## Records from a collection of figures
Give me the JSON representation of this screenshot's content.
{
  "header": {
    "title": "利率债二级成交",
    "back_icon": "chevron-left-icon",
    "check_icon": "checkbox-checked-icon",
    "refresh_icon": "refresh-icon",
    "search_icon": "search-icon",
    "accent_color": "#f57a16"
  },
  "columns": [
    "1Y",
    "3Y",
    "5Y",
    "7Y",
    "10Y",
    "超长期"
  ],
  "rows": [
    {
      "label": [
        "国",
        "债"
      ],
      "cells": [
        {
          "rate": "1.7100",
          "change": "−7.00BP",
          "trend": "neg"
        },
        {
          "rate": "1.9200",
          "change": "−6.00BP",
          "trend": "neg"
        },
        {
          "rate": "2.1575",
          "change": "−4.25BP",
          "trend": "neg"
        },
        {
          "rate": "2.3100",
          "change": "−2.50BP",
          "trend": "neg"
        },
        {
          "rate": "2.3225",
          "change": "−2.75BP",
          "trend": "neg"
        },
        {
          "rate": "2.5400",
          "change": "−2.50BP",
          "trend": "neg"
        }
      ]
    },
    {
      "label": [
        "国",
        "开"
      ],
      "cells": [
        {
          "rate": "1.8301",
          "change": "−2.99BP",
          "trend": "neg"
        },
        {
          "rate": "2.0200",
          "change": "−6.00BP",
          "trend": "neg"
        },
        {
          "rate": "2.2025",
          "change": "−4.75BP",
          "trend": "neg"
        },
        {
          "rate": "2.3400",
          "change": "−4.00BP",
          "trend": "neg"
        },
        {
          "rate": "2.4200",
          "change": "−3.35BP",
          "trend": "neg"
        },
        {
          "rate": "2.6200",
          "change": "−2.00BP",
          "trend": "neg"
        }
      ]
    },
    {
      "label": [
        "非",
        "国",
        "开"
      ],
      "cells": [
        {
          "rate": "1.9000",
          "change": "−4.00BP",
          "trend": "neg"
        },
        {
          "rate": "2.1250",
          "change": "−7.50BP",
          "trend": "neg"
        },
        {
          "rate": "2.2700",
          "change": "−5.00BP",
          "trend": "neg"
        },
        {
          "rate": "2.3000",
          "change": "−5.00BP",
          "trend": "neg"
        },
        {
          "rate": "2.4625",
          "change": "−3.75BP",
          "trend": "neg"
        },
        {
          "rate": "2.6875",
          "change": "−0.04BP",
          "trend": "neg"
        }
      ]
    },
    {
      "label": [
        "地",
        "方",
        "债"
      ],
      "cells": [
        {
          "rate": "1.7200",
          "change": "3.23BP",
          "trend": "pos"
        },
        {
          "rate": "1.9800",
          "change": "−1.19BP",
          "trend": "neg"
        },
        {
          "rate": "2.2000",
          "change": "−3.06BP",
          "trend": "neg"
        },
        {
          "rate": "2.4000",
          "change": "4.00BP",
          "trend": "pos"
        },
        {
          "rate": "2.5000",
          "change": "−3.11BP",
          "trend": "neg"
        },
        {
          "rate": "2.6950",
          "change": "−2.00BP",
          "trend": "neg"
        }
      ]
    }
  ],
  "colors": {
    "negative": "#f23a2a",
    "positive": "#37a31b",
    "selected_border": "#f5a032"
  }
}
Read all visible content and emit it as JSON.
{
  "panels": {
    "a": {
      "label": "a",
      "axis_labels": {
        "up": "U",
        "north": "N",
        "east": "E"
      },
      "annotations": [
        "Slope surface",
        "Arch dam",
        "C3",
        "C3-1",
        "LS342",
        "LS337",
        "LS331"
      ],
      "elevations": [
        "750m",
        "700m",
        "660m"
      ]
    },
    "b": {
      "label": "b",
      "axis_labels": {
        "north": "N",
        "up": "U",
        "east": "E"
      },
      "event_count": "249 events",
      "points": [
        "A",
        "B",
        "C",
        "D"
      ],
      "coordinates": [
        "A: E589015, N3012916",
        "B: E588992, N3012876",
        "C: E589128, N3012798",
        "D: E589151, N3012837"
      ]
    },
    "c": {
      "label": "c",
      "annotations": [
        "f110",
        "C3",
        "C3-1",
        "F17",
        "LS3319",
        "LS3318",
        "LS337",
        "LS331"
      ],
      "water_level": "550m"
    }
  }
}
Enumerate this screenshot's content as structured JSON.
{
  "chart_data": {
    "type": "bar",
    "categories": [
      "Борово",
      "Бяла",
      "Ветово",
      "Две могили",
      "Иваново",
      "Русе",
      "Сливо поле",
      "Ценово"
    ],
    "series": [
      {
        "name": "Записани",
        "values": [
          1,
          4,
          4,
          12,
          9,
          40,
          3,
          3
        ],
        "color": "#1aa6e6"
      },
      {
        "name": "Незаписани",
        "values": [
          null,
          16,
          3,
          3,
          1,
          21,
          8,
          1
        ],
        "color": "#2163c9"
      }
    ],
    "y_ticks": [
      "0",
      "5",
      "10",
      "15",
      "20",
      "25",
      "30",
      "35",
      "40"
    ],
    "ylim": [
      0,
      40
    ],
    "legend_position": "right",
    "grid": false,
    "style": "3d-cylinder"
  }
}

## Required work
Repeat every record, exactly as written.

## Solution to this problem
Give me the JSON representation of this screenshot's content.
{
  "header": {
    "title": "利率债二级成交",
    "back_icon": "chevron-left-icon",
    "check_icon": "checkbox-checked-icon",
    "refresh_icon": "refresh-icon",
    "search_icon": "search-icon",
    "accent_color": "#f57a16"
  },
  "columns": [
    "1Y",
    "3Y",
    "5Y",
    "7Y",
    "10Y",
    "超长期"
  ],
  "rows": [
    {
      "label": [
        "国",
        "债"
      ],
      "cells": [
        {
          "rate": "1.7100",
          "change": "−7.00BP",
          "trend": "neg"
        },
        {
          "rate": "1.9200",
          "change": "−6.00BP",
          "trend": "neg"
        },
        {
          "rate": "2.1575",
          "change": "−4.25BP",
          "trend": "neg"
        },
        {
          "rate": "2.3100",
          "change": "−2.50BP",
          "trend": "neg"
        },
        {
          "rate": "2.3225",
          "change": "−2.75BP",
          "trend": "neg"
        },
        {
          "rate": "2.5400",
          "change": "−2.50BP",
          "trend": "neg"
        }
      ]
    },
    {
      "label": [
        "国",
        "开"
      ],
      "cells": [
        {
          "rate": "1.8301",
          "change": "−2.99BP",
          "trend": "neg"
        },
        {
          "rate": "2.0200",
          "change": "−6.00BP",
          "trend": "neg"
        },
        {
          "rate": "2.2025",
          "change": "−4.75BP",
          "trend": "neg"
        },
        {
          "rate": "2.3400",
          "change": "−4.00BP",
          "trend": "neg"
        },
        {
          "rate": "2.4200",
          "change": "−3.35BP",
          "trend": "neg"
        },
        {
          "rate": "2.6200",
          "change": "−2.00BP",
          "trend": "neg"
        }
      ]
    },
    {
      "label": [
        "非",
        "国",
        "开"
      ],
      "cells": [
        {
          "rate": "1.9000",
          "change": "−4.00BP",
          "trend": "neg"
        },
        {
          "rate": "2.1250",
          "change": "−7.50BP",
          "trend": "neg"
        },
        {
          "rate": "2.2700",
          "change": "−5.00BP",
          "trend": "neg"
        },
        {
          "rate": "2.3000",
          "change": "−5.00BP",
          "trend": "neg"
        },
        {
          "rate": "2.4625",
          "change": "−3.75BP",
          "trend": "neg"
        },
        {
          "rate": "2.6875",
          "change": "−0.04BP",
          "trend": "neg"
        }
      ]
    },
    {
      "label": [
        "地",
        "方",
        "债"
      ],
      "cells": [
        {
          "rate": "1.7200",
          "change": "3.23BP",
          "trend": "pos"
        },
        {
          "rate": "1.9800",
          "change": "−1.19BP",
          "trend": "neg"
        },
        {
          "rate": "2.2000",
          "change": "−3.06BP",
          "trend": "neg"
        },
        {
          "rate": "2.4000",
          "change": "4.00BP",
          "trend": "pos"
        },
        {
          "rate": "2.5000",
          "change": "−3.11BP",
          "trend": "neg"
        },
        {
          "rate": "2.6950",
          "change": "−2.00BP",
          "trend": "neg"
        }
      ]
    }
  ],
  "colors": {
    "negative": "#f23a2a",
    "positive": "#37a31b",
    "selected_border": "#f5a032"
  }
}
Read all visible content and emit it as JSON.
{
  "panels": {
    "a": {
      "label": "a",
      "axis_labels": {
        "up": "U",
        "north": "N",
        "east": "E"
      },
      "annotations": [
        "Slope surface",
        "Arch dam",
        "C3",
        "C3-1",
        "LS342",
        "LS337",
        "LS331"
      ],
      "elevations": [
        "750m",
        "700m",
        "660m"
      ]
    },
    "b": {
      "label": "b",
      "axis_labels": {
        "north": "N",
        "up": "U",
        "east": "E"
      },
      "event_count": "249 events",
      "points": [
        "A",
        "B",
        "C",
        "D"
      ],
      "coordinates": [
        "A: E589015, N3012916",
        "B: E588992, N3012876",
        "C: E589128, N3012798",
        "D: E589151, N3012837"
      ]
    },
    "c": {
      "label": "c",
      "annotations": [
        "f110",
        "C3",
        "C3-1",
        "F17",
        "LS3319",
        "LS3318",
        "LS337",
        "LS331"
      ],
      "water_level": "550m"
    }
  }
}
Enumerate this screenshot's content as structured JSON.
{
  "chart_data": {
    "type": "bar",
    "categories": [
      "Борово",
      "Бяла",
      "Ветово",
      "Две могили",
      "Иваново",
      "Русе",
      "Сливо поле",
      "Ценово"
    ],
    "series": [
      {
        "name": "Записани",
        "values": [
          1,
          4,
          4,
          12,
          9,
          40,
          3,
          3
        ],
        "color": "#1aa6e6"
      },
      {
        "name": "Незаписани",
        "values": [
          null,
          16,
          3,
          3,
          1,
          21,
          8,
          1
        ],
        "color": "#2163c9"
      }
    ],
    "y_ticks": [
      "0",
      "5",
      "10",
      "15",
      "20",
      "25",
      "30",
      "35",
      "40"
    ],
    "ylim": [
      0,
      40
    ],
    "legend_position": "right",
    "grid": false,
    "style": "3d-cylinder"
  }
}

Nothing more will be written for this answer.